## Requirement
Pull out every line below containing the word "xlabel".

Data extracted from a collection
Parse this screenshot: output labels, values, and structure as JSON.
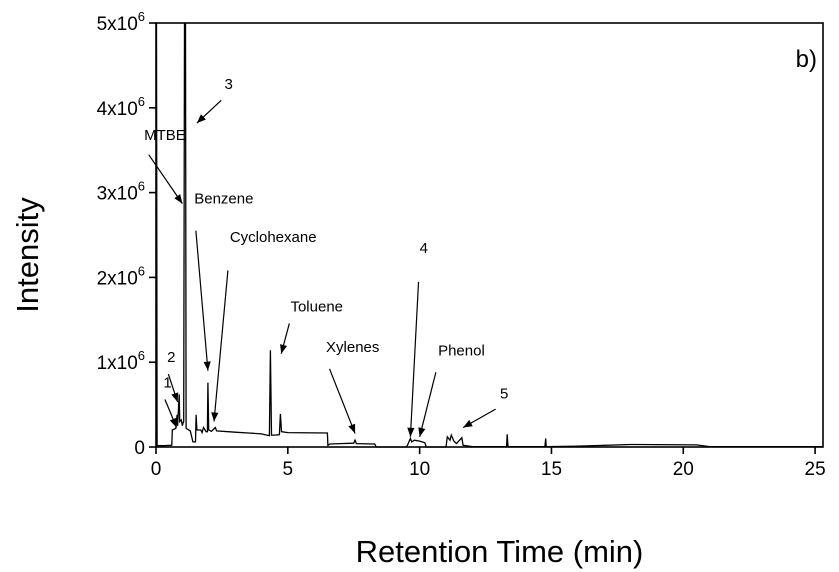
{
  "chart_data": {
    "type": "line",
    "panel_label": "b)",
    "xlabel": "Retention Time  (min)",
    "ylabel": "Intensity",
    "xlim": [
      0,
      25.3
    ],
    "ylim": [
      0,
      5000000
    ],
    "x_ticks": [
      {
        "value": 0,
        "label": "0"
      },
      {
        "value": 5,
        "label": "5"
      },
      {
        "value": 10,
        "label": "10"
      },
      {
        "value": 15,
        "label": "15"
      },
      {
        "value": 20,
        "label": "20"
      },
      {
        "value": 25,
        "label": "25"
      }
    ],
    "y_ticks": [
      {
        "value": 0,
        "label_base": "0",
        "label_exp": ""
      },
      {
        "value": 1000000,
        "label_base": "1x10",
        "label_exp": "6"
      },
      {
        "value": 2000000,
        "label_base": "2x10",
        "label_exp": "6"
      },
      {
        "value": 3000000,
        "label_base": "3x10",
        "label_exp": "6"
      },
      {
        "value": 4000000,
        "label_base": "4x10",
        "label_exp": "6"
      },
      {
        "value": 5000000,
        "label_base": "5x10",
        "label_exp": "6"
      }
    ],
    "grid": false,
    "series": [
      {
        "color": "#000000",
        "points": [
          [
            0,
            5000000
          ],
          [
            0.02,
            5000000
          ],
          [
            0.04,
            15000
          ],
          [
            0.3,
            15000
          ],
          [
            0.6,
            20000
          ],
          [
            0.62,
            200000
          ],
          [
            0.75,
            220000
          ],
          [
            0.8,
            380000
          ],
          [
            0.82,
            250000
          ],
          [
            0.88,
            620000
          ],
          [
            0.9,
            300000
          ],
          [
            0.96,
            320000
          ],
          [
            1.0,
            250000
          ],
          [
            1.02,
            280000
          ],
          [
            1.05,
            300000
          ],
          [
            1.08,
            5000000
          ],
          [
            1.12,
            5000000
          ],
          [
            1.14,
            220000
          ],
          [
            1.3,
            190000
          ],
          [
            1.4,
            60000
          ],
          [
            1.5,
            60000
          ],
          [
            1.52,
            380000
          ],
          [
            1.55,
            200000
          ],
          [
            1.7,
            200000
          ],
          [
            1.75,
            170000
          ],
          [
            1.8,
            230000
          ],
          [
            1.9,
            180000
          ],
          [
            1.95,
            180000
          ],
          [
            1.97,
            760000
          ],
          [
            2.0,
            200000
          ],
          [
            2.1,
            185000
          ],
          [
            2.25,
            230000
          ],
          [
            2.3,
            190000
          ],
          [
            3.0,
            175000
          ],
          [
            3.5,
            165000
          ],
          [
            4.0,
            155000
          ],
          [
            4.2,
            140000
          ],
          [
            4.3,
            135000
          ],
          [
            4.34,
            1140000
          ],
          [
            4.38,
            140000
          ],
          [
            4.5,
            140000
          ],
          [
            4.68,
            145000
          ],
          [
            4.72,
            390000
          ],
          [
            4.76,
            180000
          ],
          [
            5.0,
            170000
          ],
          [
            6.5,
            165000
          ],
          [
            6.52,
            20000
          ],
          [
            6.6,
            35000
          ],
          [
            7.0,
            40000
          ],
          [
            7.5,
            45000
          ],
          [
            7.55,
            80000
          ],
          [
            7.6,
            40000
          ],
          [
            8.3,
            35000
          ],
          [
            8.35,
            0
          ],
          [
            9.5,
            0
          ],
          [
            9.55,
            30000
          ],
          [
            9.65,
            100000
          ],
          [
            9.7,
            60000
          ],
          [
            9.8,
            80000
          ],
          [
            10.0,
            70000
          ],
          [
            10.2,
            50000
          ],
          [
            10.25,
            0
          ],
          [
            11.0,
            0
          ],
          [
            11.05,
            120000
          ],
          [
            11.15,
            80000
          ],
          [
            11.2,
            140000
          ],
          [
            11.3,
            70000
          ],
          [
            11.4,
            40000
          ],
          [
            11.6,
            110000
          ],
          [
            11.65,
            20000
          ],
          [
            12.0,
            5000
          ],
          [
            13.3,
            5000
          ],
          [
            13.32,
            150000
          ],
          [
            13.35,
            5000
          ],
          [
            14.75,
            5000
          ],
          [
            14.78,
            100000
          ],
          [
            14.8,
            5000
          ],
          [
            16.0,
            10000
          ],
          [
            18.0,
            30000
          ],
          [
            20.5,
            25000
          ],
          [
            21.0,
            5000
          ],
          [
            25.3,
            5000
          ]
        ]
      }
    ],
    "annotations": [
      {
        "label": "1",
        "tx": 0.28,
        "ty": 700000,
        "ax": 0.78,
        "ay": 230000
      },
      {
        "label": "2",
        "tx": 0.42,
        "ty": 1000000,
        "ax": 0.82,
        "ay": 530000
      },
      {
        "label": "3",
        "tx": 2.6,
        "ty": 4220000,
        "ax": 1.55,
        "ay": 3820000
      },
      {
        "label": "MTBE",
        "tx": -0.45,
        "ty": 3620000,
        "ax": 1.0,
        "ay": 2870000
      },
      {
        "label": "Benzene",
        "tx": 1.45,
        "ty": 2870000,
        "ax": 1.97,
        "ay": 900000
      },
      {
        "label": "Cyclohexane",
        "tx": 2.8,
        "ty": 2420000,
        "ax": 2.2,
        "ay": 300000
      },
      {
        "label": "Toluene",
        "tx": 5.1,
        "ty": 1600000,
        "ax": 4.75,
        "ay": 1100000
      },
      {
        "label": "Xylenes",
        "tx": 6.45,
        "ty": 1120000,
        "ax": 7.55,
        "ay": 160000
      },
      {
        "label": "4",
        "tx": 10.0,
        "ty": 2290000,
        "ax": 9.65,
        "ay": 120000
      },
      {
        "label": "Phenol",
        "tx": 10.7,
        "ty": 1080000,
        "ax": 10.0,
        "ay": 120000
      },
      {
        "label": "5",
        "tx": 13.05,
        "ty": 570000,
        "ax": 11.65,
        "ay": 230000
      }
    ]
  }
}
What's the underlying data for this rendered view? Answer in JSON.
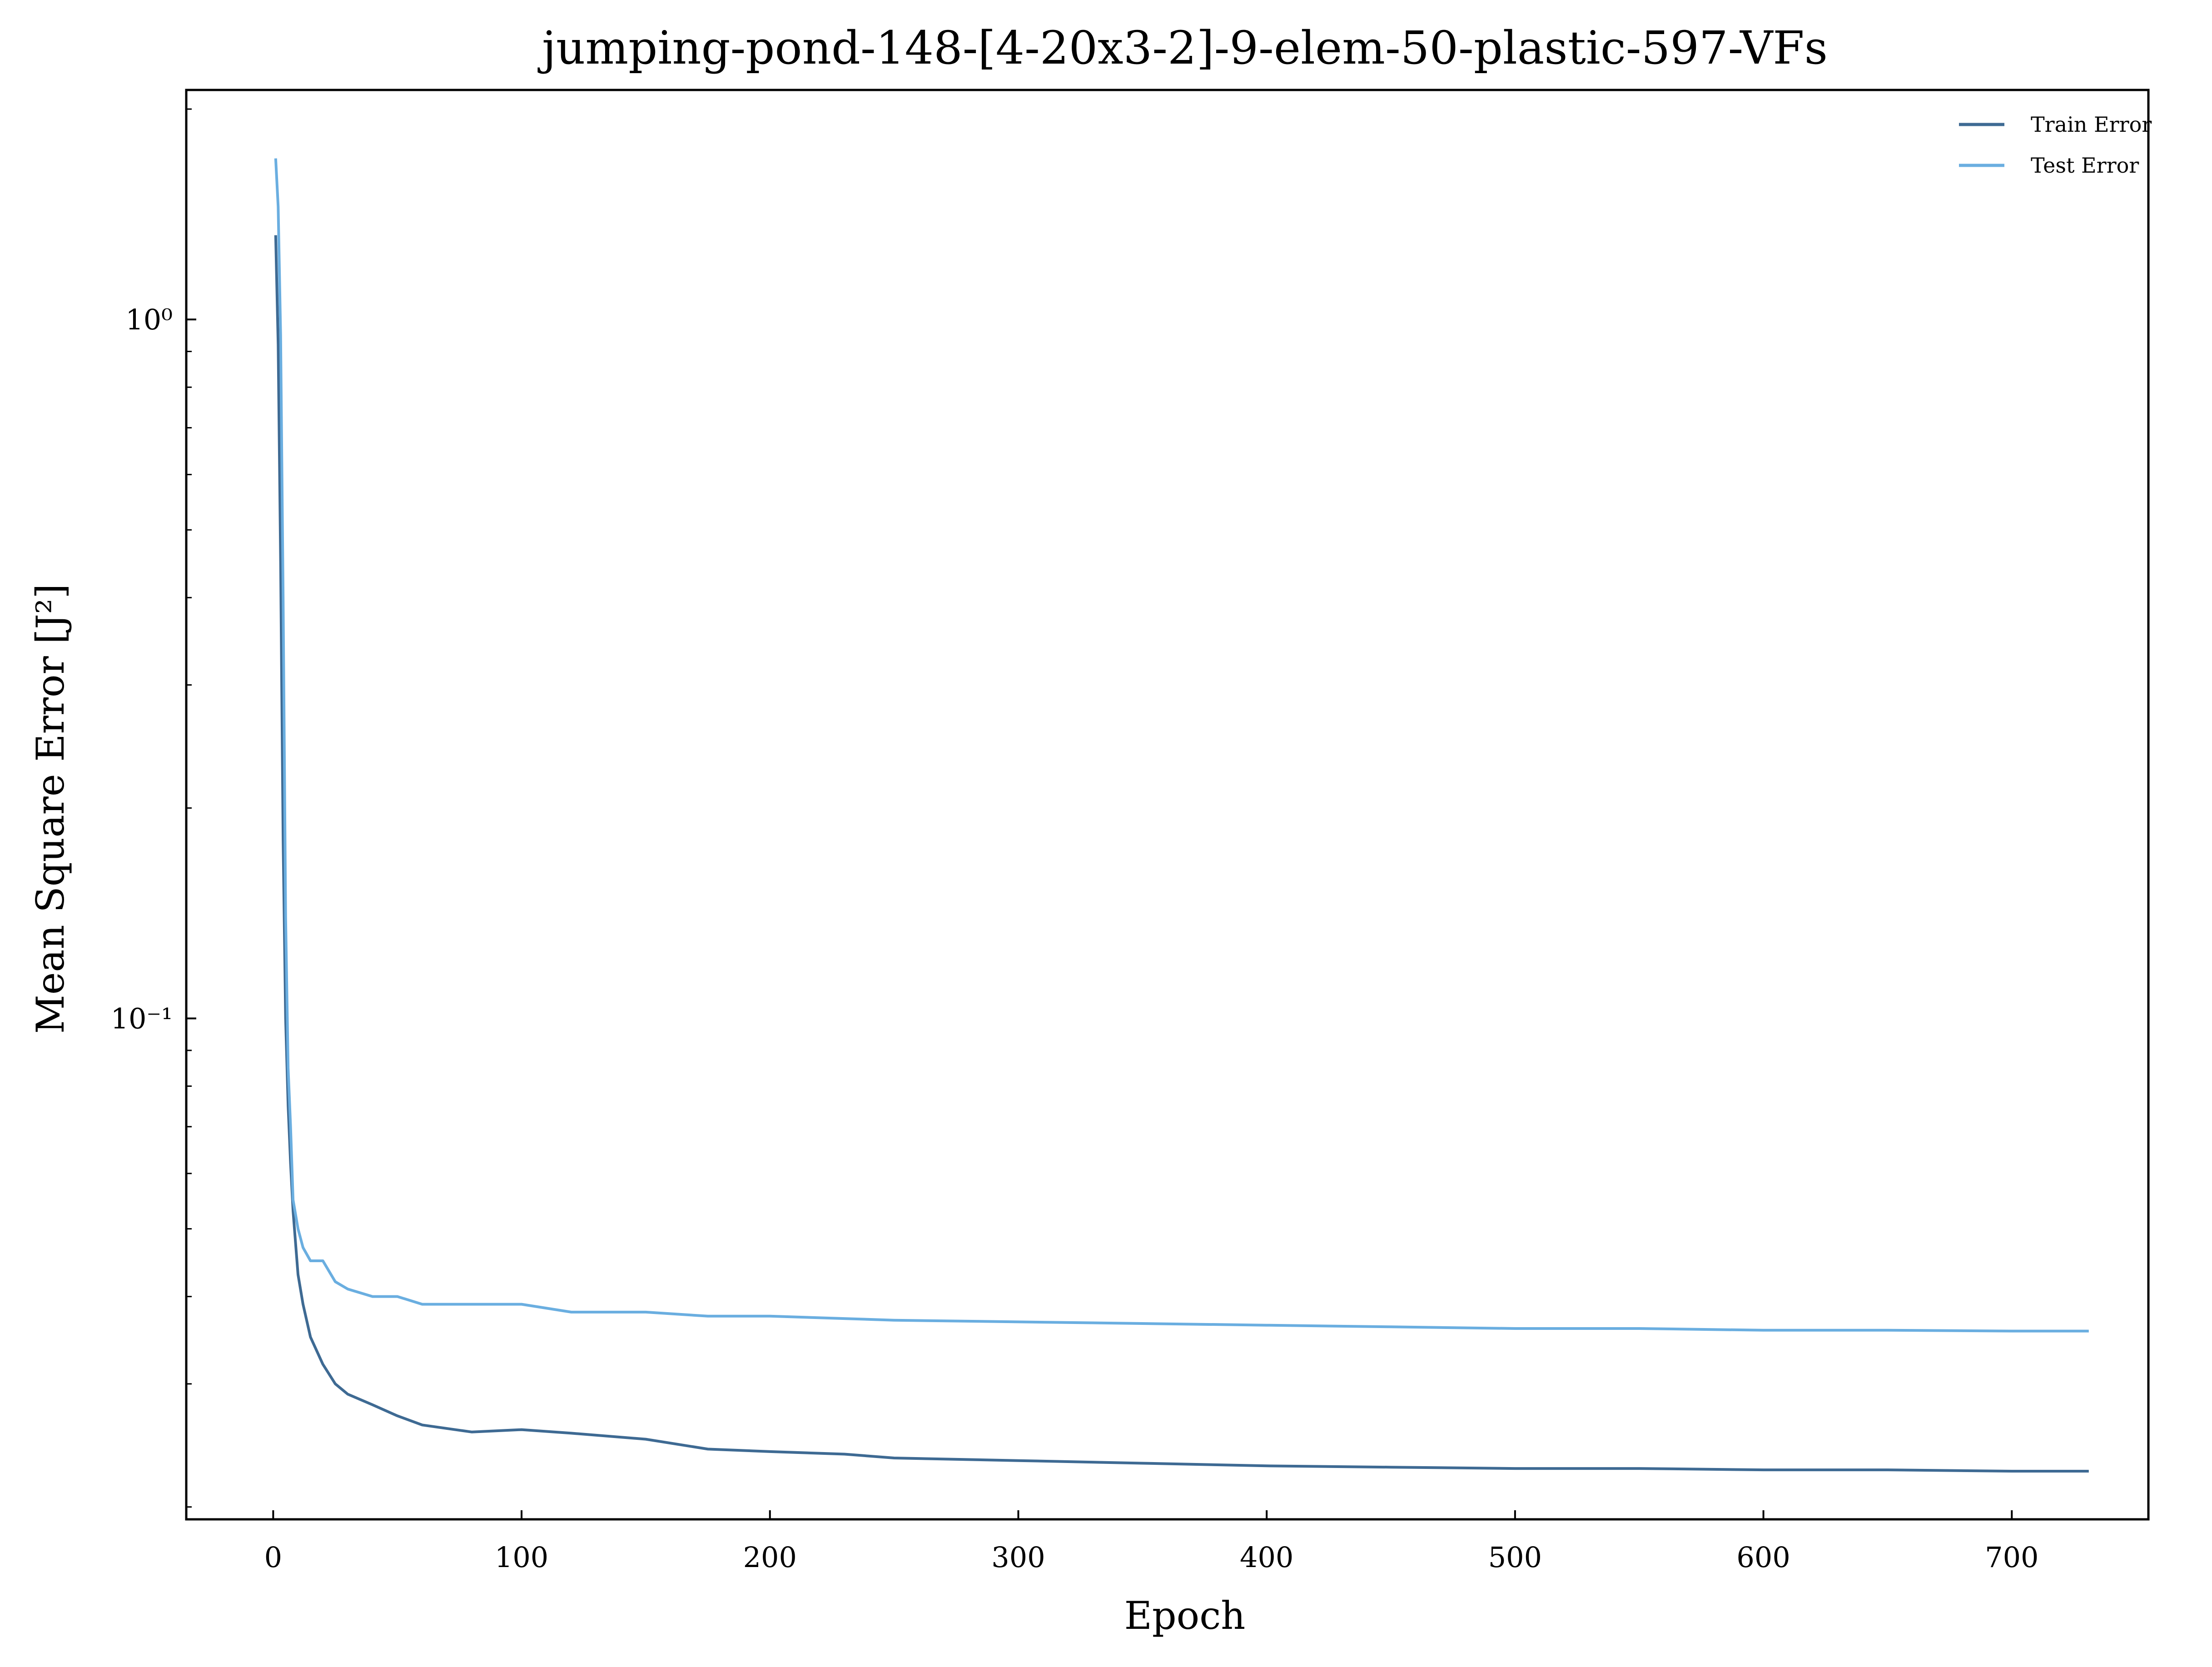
{
  "chart_data": {
    "type": "line",
    "title": "jumping-pond-148-[4-20x3-2]-9-elem-50-plastic-597-VFs",
    "xlabel": "Epoch",
    "ylabel": "Mean Square Error [J²]",
    "xlim": [
      -35,
      755
    ],
    "ylim": [
      0.0192,
      2.13
    ],
    "yscale": "log",
    "grid": false,
    "legend": "top-right",
    "xticks": [
      0,
      100,
      200,
      300,
      400,
      500,
      600,
      700
    ],
    "xtick_labels": [
      "0",
      "100",
      "200",
      "300",
      "400",
      "500",
      "600",
      "700"
    ],
    "yticks": [
      1,
      0.1
    ],
    "ytick_labels": [
      "10⁰",
      "10⁻¹"
    ],
    "x": [
      1,
      2,
      3,
      4,
      5,
      6,
      7,
      8,
      10,
      12,
      15,
      20,
      25,
      30,
      40,
      50,
      60,
      80,
      100,
      120,
      150,
      175,
      200,
      230,
      250,
      300,
      350,
      400,
      450,
      500,
      550,
      600,
      650,
      700,
      731
    ],
    "series": [
      {
        "name": "Train Error",
        "color": "#3e6a93",
        "values": [
          1.32,
          0.92,
          0.45,
          0.18,
          0.1,
          0.075,
          0.062,
          0.053,
          0.043,
          0.039,
          0.035,
          0.032,
          0.03,
          0.029,
          0.028,
          0.027,
          0.0262,
          0.0256,
          0.0258,
          0.0255,
          0.025,
          0.0242,
          0.024,
          0.0238,
          0.0235,
          0.0233,
          0.0231,
          0.0229,
          0.0228,
          0.0227,
          0.0227,
          0.0226,
          0.0226,
          0.0225,
          0.0225
        ]
      },
      {
        "name": "Test Error",
        "color": "#6aaee0",
        "values": [
          1.7,
          1.45,
          0.95,
          0.4,
          0.14,
          0.085,
          0.07,
          0.055,
          0.05,
          0.047,
          0.045,
          0.045,
          0.042,
          0.041,
          0.04,
          0.04,
          0.039,
          0.039,
          0.039,
          0.038,
          0.038,
          0.0375,
          0.0375,
          0.0372,
          0.037,
          0.0368,
          0.0366,
          0.0364,
          0.0362,
          0.036,
          0.036,
          0.0358,
          0.0358,
          0.0357,
          0.0357
        ]
      }
    ]
  }
}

## Answer in full
    "xlabel": "Retention Time  (min)",
    "xlabel": "Epoch",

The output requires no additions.